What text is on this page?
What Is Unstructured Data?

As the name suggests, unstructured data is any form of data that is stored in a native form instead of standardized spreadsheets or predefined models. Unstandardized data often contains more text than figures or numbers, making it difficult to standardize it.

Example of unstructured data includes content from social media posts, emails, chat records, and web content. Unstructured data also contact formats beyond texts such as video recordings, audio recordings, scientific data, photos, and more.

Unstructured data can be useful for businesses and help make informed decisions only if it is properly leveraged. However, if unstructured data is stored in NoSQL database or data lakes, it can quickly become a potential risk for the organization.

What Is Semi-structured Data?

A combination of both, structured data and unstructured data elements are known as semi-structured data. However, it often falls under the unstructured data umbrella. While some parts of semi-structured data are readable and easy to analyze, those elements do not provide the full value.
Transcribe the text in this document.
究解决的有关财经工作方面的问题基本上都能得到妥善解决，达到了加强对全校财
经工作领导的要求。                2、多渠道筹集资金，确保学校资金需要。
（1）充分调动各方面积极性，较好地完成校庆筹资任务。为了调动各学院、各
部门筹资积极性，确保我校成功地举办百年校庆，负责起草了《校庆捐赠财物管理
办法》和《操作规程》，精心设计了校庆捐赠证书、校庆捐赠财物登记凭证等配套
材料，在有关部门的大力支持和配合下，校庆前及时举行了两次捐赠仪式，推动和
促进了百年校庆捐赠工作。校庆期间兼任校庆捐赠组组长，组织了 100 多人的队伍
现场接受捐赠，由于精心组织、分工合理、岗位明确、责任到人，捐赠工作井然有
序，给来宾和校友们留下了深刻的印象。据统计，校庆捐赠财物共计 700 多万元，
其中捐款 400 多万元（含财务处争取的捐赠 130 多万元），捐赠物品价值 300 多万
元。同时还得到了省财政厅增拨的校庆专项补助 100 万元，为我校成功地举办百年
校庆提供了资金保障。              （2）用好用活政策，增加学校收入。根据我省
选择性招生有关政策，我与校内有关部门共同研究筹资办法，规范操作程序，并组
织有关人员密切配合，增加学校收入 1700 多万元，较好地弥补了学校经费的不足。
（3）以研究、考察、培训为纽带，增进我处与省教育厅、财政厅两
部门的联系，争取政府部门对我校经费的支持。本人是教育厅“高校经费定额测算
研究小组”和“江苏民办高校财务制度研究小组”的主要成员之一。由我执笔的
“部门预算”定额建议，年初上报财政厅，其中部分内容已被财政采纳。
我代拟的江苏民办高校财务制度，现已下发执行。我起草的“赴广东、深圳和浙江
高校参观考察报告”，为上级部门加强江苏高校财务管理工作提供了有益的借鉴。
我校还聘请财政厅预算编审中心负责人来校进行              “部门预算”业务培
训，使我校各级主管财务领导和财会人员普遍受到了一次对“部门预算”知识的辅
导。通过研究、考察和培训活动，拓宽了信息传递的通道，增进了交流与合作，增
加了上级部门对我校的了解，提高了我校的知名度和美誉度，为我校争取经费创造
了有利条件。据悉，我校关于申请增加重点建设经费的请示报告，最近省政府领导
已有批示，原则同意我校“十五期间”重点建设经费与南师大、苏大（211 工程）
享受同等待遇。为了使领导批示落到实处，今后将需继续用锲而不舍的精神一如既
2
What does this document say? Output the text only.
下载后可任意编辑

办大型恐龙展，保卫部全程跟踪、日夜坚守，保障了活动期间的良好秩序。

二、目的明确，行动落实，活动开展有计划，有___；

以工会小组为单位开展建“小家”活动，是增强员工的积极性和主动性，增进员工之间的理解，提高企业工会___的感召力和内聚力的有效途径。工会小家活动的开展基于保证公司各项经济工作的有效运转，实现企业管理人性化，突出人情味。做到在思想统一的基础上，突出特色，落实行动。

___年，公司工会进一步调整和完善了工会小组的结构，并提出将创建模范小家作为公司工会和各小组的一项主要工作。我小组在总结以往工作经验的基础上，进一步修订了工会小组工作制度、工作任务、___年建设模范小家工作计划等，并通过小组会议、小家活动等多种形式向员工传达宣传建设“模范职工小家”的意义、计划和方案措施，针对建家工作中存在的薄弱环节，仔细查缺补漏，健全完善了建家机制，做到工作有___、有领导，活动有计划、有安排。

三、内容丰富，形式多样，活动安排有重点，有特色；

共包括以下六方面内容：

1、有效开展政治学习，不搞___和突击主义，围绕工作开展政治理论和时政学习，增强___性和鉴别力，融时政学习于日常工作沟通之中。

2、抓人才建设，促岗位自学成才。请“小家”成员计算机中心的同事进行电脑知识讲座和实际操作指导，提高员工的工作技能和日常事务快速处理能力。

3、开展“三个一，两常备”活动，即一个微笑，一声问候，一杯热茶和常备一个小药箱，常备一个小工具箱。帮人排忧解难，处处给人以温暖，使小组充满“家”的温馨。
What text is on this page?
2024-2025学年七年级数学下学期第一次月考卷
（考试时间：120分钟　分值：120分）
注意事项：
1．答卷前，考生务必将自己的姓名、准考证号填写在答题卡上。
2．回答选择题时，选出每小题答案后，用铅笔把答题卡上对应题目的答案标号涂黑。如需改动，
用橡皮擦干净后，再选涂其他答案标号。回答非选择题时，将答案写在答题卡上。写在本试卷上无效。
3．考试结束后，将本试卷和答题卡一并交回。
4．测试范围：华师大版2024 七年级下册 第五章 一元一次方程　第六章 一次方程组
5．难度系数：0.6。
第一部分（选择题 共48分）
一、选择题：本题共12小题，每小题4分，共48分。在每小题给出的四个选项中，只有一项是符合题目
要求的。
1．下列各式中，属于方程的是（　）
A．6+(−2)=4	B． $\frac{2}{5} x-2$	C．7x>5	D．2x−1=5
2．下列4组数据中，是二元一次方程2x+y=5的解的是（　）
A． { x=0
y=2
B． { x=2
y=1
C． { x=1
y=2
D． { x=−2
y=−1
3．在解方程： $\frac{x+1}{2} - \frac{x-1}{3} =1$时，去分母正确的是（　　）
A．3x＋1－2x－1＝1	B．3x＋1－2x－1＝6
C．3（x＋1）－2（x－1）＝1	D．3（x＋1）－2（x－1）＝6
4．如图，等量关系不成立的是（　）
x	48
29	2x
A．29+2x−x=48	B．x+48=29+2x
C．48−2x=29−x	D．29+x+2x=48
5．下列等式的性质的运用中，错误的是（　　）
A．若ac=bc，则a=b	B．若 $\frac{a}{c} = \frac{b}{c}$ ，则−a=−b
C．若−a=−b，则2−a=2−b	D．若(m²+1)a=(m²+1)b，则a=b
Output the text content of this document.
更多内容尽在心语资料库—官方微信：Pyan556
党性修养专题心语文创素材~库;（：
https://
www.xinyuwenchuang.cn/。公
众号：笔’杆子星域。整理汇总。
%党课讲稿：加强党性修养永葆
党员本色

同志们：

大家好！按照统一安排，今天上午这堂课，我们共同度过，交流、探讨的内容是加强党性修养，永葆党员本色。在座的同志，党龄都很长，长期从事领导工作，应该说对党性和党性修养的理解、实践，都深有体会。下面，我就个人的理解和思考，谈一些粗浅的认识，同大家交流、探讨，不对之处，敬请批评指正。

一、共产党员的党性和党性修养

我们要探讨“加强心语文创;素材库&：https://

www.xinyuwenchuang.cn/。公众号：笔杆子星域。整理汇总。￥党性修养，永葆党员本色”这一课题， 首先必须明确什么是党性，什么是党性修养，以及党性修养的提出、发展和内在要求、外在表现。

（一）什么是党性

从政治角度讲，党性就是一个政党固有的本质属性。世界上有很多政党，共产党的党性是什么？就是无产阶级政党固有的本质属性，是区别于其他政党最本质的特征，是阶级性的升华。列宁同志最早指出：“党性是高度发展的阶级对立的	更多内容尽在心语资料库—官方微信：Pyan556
══════
What you will do
Each line of the data that includes the word "However" counts once; report the total and nothing more.

Task result
2